**Items from a dataset**
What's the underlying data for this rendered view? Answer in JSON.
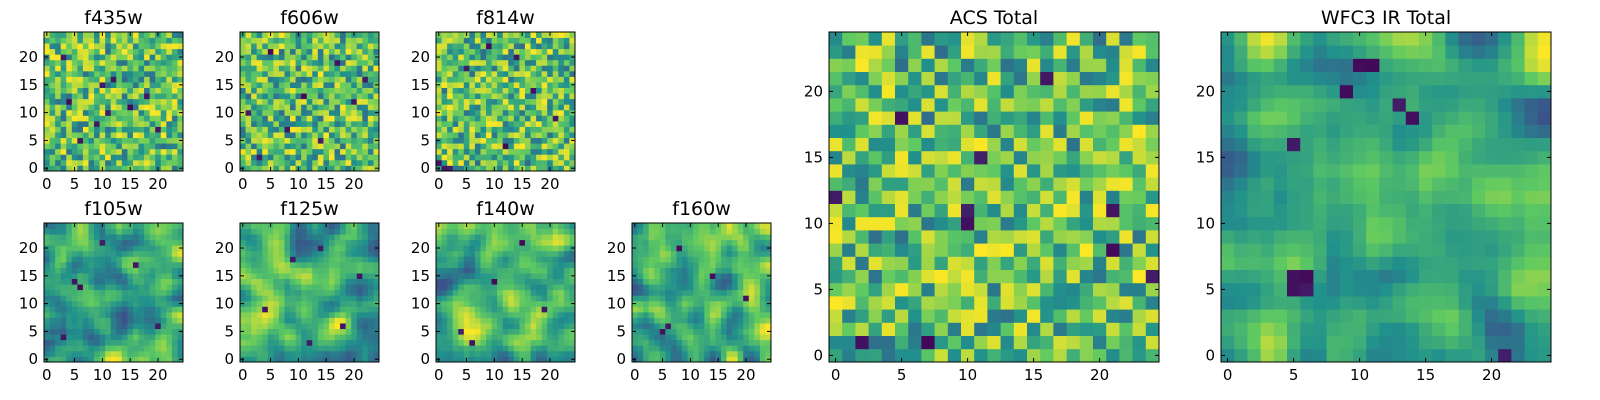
{
  "figure": {
    "colormap": "viridis",
    "colormap_stops": [
      "#440154",
      "#3b528b",
      "#21918c",
      "#5ec962",
      "#fde725"
    ],
    "background": "#ffffff"
  },
  "chart_data": [
    {
      "id": "f435w",
      "type": "heatmap",
      "title": "f435w",
      "grid_size": [
        25,
        25
      ],
      "xlim": [
        0,
        24
      ],
      "ylim": [
        0,
        24
      ],
      "xticks": [
        "0",
        "5",
        "10",
        "15",
        "20"
      ],
      "yticks": [
        "0",
        "5",
        "10",
        "15",
        "20"
      ],
      "texture": "grainy",
      "seed": 11,
      "dark_cells": [
        [
          12,
          16
        ],
        [
          9,
          8
        ],
        [
          15,
          11
        ],
        [
          11,
          10
        ],
        [
          6,
          5
        ],
        [
          4,
          12
        ],
        [
          18,
          13
        ],
        [
          20,
          7
        ],
        [
          10,
          15
        ],
        [
          3,
          20
        ]
      ]
    },
    {
      "id": "f606w",
      "type": "heatmap",
      "title": "f606w",
      "grid_size": [
        25,
        25
      ],
      "xlim": [
        0,
        24
      ],
      "ylim": [
        0,
        24
      ],
      "xticks": [
        "0",
        "5",
        "10",
        "15",
        "20"
      ],
      "yticks": [
        "0",
        "5",
        "10",
        "15",
        "20"
      ],
      "texture": "grainy",
      "seed": 23,
      "dark_cells": [
        [
          11,
          13
        ],
        [
          17,
          19
        ],
        [
          3,
          2
        ],
        [
          8,
          7
        ],
        [
          20,
          12
        ],
        [
          14,
          5
        ],
        [
          5,
          21
        ],
        [
          1,
          10
        ],
        [
          22,
          16
        ]
      ]
    },
    {
      "id": "f814w",
      "type": "heatmap",
      "title": "f814w",
      "grid_size": [
        25,
        25
      ],
      "xlim": [
        0,
        24
      ],
      "ylim": [
        0,
        24
      ],
      "xticks": [
        "0",
        "5",
        "10",
        "15",
        "20"
      ],
      "yticks": [
        "0",
        "5",
        "10",
        "15",
        "20"
      ],
      "texture": "grainy",
      "seed": 37,
      "dark_cells": [
        [
          0,
          1
        ],
        [
          1,
          0
        ],
        [
          2,
          0
        ],
        [
          5,
          18
        ],
        [
          12,
          4
        ],
        [
          17,
          14
        ],
        [
          21,
          9
        ],
        [
          9,
          22
        ],
        [
          14,
          20
        ]
      ]
    },
    {
      "id": "f105w",
      "type": "heatmap",
      "title": "f105w",
      "grid_size": [
        25,
        25
      ],
      "xlim": [
        0,
        24
      ],
      "ylim": [
        0,
        24
      ],
      "xticks": [
        "0",
        "5",
        "10",
        "15",
        "20"
      ],
      "yticks": [
        "0",
        "5",
        "10",
        "15",
        "20"
      ],
      "texture": "smooth",
      "seed": 41,
      "dark_cells": [
        [
          5,
          14
        ],
        [
          6,
          13
        ],
        [
          3,
          4
        ],
        [
          20,
          6
        ],
        [
          16,
          17
        ],
        [
          10,
          21
        ]
      ]
    },
    {
      "id": "f125w",
      "type": "heatmap",
      "title": "f125w",
      "grid_size": [
        25,
        25
      ],
      "xlim": [
        0,
        24
      ],
      "ylim": [
        0,
        24
      ],
      "xticks": [
        "0",
        "5",
        "10",
        "15",
        "20"
      ],
      "yticks": [
        "0",
        "5",
        "10",
        "15",
        "20"
      ],
      "texture": "smooth",
      "seed": 53,
      "dark_cells": [
        [
          9,
          18
        ],
        [
          14,
          20
        ],
        [
          4,
          9
        ],
        [
          18,
          6
        ],
        [
          12,
          3
        ],
        [
          21,
          15
        ]
      ]
    },
    {
      "id": "f140w",
      "type": "heatmap",
      "title": "f140w",
      "grid_size": [
        25,
        25
      ],
      "xlim": [
        0,
        24
      ],
      "ylim": [
        0,
        24
      ],
      "xticks": [
        "0",
        "5",
        "10",
        "15",
        "20"
      ],
      "yticks": [
        "0",
        "5",
        "10",
        "15",
        "20"
      ],
      "texture": "smooth",
      "seed": 67,
      "dark_cells": [
        [
          15,
          21
        ],
        [
          4,
          5
        ],
        [
          6,
          3
        ],
        [
          19,
          9
        ],
        [
          10,
          14
        ]
      ]
    },
    {
      "id": "f160w",
      "type": "heatmap",
      "title": "f160w",
      "grid_size": [
        25,
        25
      ],
      "xlim": [
        0,
        24
      ],
      "ylim": [
        0,
        24
      ],
      "xticks": [
        "0",
        "5",
        "10",
        "15",
        "20"
      ],
      "yticks": [
        "0",
        "5",
        "10",
        "15",
        "20"
      ],
      "texture": "smooth",
      "seed": 79,
      "dark_cells": [
        [
          5,
          5
        ],
        [
          6,
          6
        ],
        [
          8,
          20
        ],
        [
          20,
          11
        ],
        [
          14,
          15
        ]
      ]
    },
    {
      "id": "acs_total",
      "type": "heatmap",
      "title": "ACS Total",
      "grid_size": [
        25,
        25
      ],
      "xlim": [
        0,
        24
      ],
      "ylim": [
        0,
        24
      ],
      "xticks": [
        "0",
        "5",
        "10",
        "15",
        "20"
      ],
      "yticks": [
        "0",
        "5",
        "10",
        "15",
        "20"
      ],
      "texture": "grainy",
      "seed": 97,
      "dark_cells": [
        [
          11,
          15
        ],
        [
          10,
          10
        ],
        [
          10,
          11
        ],
        [
          21,
          11
        ],
        [
          21,
          8
        ],
        [
          24,
          6
        ],
        [
          2,
          1
        ],
        [
          0,
          12
        ],
        [
          16,
          21
        ],
        [
          7,
          1
        ],
        [
          5,
          18
        ]
      ]
    },
    {
      "id": "wfc3_ir_total",
      "type": "heatmap",
      "title": "WFC3 IR Total",
      "grid_size": [
        25,
        25
      ],
      "xlim": [
        0,
        24
      ],
      "ylim": [
        0,
        24
      ],
      "xticks": [
        "0",
        "5",
        "10",
        "15",
        "20"
      ],
      "yticks": [
        "0",
        "5",
        "10",
        "15",
        "20"
      ],
      "texture": "smooth",
      "seed": 113,
      "dark_cells": [
        [
          5,
          5
        ],
        [
          6,
          5
        ],
        [
          5,
          6
        ],
        [
          6,
          6
        ],
        [
          5,
          16
        ],
        [
          11,
          22
        ],
        [
          10,
          22
        ],
        [
          13,
          19
        ],
        [
          14,
          18
        ],
        [
          21,
          0
        ],
        [
          9,
          20
        ]
      ]
    }
  ]
}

**Aim of the exercise**
Count each line with "seed" in it and report that figure by itself.

**Response**
9